§ Records supplied
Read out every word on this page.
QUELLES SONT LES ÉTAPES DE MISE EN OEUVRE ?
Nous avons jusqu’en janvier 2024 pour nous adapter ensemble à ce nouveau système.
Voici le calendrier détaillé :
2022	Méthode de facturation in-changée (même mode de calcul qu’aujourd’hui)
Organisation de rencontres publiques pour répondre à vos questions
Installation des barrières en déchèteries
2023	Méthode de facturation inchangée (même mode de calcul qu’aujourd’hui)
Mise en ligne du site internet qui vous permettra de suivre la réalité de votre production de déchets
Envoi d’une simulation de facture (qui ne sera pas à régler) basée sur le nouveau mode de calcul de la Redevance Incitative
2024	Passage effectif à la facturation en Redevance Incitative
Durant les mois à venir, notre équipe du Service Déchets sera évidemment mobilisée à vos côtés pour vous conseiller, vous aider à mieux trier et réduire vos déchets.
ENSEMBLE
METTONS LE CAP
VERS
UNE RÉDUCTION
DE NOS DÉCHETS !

§ What is required
Among these entries, how many lines include the string "Incitative"? Reply with the number by itself.

§ Solution
2